**Work instructions**
Each line that includes the word "Index" counts once; give the total and nothing more.
★ ★ ★ ★ ★
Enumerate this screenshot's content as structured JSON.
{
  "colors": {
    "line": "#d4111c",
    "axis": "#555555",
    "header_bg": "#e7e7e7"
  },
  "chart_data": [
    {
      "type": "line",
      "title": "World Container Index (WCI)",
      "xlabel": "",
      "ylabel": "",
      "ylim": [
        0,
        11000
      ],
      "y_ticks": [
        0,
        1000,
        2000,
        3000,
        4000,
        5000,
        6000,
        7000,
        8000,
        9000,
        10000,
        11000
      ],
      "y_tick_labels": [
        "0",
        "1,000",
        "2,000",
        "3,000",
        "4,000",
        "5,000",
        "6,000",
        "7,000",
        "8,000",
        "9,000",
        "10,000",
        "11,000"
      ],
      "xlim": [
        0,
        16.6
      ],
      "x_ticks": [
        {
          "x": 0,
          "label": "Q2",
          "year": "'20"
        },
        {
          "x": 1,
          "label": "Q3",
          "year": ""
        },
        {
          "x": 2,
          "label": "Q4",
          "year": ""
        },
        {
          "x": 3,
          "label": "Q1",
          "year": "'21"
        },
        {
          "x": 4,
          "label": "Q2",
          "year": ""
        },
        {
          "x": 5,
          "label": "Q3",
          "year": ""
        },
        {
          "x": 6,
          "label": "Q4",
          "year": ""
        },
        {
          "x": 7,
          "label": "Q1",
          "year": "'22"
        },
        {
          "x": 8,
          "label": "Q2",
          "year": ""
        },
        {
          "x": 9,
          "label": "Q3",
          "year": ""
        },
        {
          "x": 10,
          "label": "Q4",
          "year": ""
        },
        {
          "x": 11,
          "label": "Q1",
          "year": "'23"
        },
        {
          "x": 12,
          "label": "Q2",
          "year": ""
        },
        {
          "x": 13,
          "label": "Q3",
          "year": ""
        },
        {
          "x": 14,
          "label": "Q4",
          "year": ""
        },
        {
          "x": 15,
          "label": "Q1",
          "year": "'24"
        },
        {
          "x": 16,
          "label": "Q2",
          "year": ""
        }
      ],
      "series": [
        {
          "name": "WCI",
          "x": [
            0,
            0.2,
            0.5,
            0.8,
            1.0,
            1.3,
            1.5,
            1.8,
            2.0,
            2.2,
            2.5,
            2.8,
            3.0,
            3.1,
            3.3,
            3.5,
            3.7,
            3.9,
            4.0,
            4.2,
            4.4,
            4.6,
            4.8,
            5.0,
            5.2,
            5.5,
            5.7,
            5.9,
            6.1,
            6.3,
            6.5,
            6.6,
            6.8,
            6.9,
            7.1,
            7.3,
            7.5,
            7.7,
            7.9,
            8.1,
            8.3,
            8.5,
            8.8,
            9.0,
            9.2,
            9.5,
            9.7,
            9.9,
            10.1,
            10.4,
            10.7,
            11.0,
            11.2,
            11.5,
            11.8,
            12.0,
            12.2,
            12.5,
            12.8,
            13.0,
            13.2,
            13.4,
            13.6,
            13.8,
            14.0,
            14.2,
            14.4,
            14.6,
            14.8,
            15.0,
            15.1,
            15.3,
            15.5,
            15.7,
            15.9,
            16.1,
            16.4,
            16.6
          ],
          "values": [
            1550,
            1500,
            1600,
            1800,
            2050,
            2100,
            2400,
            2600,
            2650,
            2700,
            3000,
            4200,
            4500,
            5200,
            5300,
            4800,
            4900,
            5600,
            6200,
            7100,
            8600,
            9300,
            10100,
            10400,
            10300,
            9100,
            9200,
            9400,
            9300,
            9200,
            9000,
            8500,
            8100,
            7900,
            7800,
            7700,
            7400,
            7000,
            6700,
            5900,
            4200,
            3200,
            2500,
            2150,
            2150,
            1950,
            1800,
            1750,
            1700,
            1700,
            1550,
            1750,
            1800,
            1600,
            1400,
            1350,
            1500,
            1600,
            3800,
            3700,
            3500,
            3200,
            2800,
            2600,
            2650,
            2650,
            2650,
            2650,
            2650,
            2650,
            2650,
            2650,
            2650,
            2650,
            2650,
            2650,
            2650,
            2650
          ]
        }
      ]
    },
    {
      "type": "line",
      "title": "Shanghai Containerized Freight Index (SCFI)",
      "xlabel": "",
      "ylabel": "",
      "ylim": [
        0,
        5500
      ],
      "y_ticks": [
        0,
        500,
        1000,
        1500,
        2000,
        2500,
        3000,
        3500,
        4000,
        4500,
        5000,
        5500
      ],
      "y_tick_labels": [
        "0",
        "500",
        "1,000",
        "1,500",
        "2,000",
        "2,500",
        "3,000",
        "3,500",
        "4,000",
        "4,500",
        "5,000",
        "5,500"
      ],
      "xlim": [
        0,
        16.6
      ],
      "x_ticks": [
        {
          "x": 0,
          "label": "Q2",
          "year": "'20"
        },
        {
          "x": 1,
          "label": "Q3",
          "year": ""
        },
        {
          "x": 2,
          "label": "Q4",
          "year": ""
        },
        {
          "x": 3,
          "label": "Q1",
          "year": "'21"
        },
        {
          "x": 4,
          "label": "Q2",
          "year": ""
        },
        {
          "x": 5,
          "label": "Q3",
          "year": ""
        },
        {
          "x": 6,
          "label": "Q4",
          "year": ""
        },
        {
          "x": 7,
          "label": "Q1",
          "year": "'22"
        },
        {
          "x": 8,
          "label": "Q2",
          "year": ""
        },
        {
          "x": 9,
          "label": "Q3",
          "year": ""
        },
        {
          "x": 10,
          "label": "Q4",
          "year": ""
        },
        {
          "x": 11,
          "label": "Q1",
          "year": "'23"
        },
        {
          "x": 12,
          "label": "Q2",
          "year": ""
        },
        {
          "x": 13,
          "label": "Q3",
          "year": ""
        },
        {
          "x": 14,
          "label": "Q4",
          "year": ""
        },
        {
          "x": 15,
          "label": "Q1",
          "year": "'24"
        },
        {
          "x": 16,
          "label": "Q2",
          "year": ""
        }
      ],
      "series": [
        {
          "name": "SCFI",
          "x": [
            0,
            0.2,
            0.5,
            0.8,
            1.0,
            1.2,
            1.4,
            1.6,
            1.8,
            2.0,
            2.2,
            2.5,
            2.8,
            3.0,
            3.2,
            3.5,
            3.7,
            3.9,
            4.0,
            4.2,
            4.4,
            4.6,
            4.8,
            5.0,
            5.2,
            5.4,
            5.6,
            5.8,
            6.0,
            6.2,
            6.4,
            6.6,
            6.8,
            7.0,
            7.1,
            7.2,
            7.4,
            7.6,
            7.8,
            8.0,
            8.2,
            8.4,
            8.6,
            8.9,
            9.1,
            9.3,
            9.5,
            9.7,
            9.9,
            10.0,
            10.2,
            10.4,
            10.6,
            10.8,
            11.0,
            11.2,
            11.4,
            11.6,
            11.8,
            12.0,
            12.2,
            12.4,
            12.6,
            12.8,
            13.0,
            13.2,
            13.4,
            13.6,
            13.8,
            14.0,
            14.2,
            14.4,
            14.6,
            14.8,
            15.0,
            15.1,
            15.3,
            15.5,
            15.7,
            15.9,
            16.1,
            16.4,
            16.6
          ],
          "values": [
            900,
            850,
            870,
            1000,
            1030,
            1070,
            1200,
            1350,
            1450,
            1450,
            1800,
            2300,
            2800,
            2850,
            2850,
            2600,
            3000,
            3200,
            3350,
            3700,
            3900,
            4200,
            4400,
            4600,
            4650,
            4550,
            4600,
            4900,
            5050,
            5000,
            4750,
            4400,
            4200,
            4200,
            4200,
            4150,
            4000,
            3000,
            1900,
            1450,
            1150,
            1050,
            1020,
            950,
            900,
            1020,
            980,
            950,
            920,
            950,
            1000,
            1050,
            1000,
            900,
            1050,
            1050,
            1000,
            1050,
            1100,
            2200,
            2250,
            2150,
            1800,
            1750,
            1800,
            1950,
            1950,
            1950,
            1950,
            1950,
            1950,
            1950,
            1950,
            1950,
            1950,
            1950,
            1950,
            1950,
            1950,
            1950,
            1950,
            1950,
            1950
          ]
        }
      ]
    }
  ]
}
★ ★ ★ ★ ★
**Result of this task**
2